DIRECTIVE: Using the entries that follow, collect the lines where the word "replacement" appears.
═══ RAW RECORDS ═══
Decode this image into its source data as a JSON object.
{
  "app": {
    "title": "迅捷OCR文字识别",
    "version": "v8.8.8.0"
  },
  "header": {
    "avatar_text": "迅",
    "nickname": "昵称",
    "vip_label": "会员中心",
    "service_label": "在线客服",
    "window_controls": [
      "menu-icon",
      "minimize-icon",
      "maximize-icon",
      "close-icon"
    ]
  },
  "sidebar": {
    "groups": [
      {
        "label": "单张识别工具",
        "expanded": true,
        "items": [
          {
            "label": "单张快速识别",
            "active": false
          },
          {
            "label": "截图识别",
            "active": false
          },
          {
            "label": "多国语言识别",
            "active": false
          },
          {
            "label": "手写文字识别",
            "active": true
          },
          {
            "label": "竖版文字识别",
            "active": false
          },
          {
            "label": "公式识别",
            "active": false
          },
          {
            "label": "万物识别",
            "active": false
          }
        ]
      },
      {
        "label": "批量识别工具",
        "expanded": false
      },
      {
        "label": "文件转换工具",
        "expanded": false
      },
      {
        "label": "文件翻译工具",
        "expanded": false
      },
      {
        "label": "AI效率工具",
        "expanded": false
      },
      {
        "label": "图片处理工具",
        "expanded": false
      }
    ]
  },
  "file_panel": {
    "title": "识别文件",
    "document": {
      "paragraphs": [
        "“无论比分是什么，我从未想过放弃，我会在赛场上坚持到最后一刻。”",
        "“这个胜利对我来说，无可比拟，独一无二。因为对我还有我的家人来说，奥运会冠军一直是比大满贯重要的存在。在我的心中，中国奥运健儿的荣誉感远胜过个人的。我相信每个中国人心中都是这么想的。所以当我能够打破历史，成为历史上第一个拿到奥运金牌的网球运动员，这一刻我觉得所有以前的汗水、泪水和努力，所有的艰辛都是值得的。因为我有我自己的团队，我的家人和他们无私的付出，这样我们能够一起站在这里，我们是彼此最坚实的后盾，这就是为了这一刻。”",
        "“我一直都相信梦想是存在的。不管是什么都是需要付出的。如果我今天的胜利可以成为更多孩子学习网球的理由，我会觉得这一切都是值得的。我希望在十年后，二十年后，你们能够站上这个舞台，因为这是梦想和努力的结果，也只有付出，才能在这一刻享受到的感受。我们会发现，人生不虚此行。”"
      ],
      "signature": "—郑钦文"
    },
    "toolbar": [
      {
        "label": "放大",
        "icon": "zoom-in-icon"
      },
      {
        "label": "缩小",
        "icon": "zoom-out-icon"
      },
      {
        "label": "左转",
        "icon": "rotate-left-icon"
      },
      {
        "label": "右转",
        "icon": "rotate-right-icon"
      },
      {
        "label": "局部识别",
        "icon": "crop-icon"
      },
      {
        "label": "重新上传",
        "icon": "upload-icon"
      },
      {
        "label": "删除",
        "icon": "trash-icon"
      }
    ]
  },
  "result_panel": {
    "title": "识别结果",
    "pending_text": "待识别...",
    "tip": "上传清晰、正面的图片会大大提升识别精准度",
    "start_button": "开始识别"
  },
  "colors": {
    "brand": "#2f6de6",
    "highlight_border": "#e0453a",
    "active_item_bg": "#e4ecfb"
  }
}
═══
═══ RAW RECORDS ═══
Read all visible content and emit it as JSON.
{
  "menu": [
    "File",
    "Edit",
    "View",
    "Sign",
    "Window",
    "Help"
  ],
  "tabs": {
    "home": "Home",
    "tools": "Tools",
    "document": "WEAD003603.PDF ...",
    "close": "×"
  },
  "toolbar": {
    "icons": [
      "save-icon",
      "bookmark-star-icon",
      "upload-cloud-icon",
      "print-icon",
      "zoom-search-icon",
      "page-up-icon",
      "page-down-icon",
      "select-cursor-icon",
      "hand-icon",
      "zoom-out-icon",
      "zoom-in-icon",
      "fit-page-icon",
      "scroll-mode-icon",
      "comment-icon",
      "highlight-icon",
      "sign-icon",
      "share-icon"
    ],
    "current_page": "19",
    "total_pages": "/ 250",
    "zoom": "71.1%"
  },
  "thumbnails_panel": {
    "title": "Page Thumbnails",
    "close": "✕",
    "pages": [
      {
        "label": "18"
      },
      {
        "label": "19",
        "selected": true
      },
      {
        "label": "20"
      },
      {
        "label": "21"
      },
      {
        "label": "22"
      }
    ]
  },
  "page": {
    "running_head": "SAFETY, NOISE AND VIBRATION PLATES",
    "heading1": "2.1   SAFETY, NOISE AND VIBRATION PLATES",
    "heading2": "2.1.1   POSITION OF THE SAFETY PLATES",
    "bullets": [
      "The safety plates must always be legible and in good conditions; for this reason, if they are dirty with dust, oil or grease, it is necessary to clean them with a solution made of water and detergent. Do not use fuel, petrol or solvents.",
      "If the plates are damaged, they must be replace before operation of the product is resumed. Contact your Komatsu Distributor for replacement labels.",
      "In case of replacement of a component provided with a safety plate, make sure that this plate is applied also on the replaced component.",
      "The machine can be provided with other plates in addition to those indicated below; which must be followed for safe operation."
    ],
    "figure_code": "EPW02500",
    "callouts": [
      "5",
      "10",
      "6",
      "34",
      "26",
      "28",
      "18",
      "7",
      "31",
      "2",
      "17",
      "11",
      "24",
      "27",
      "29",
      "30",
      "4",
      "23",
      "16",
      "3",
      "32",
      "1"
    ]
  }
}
═══
SOLVED EXERCISE:
      "If the plates are damaged, they must be replace before operation of the product is resumed. Contact your Komatsu Distributor for replacement labels.",
      "In case of replacement of a component provided with a safety plate, make sure that this plate is applied also on the replaced component.",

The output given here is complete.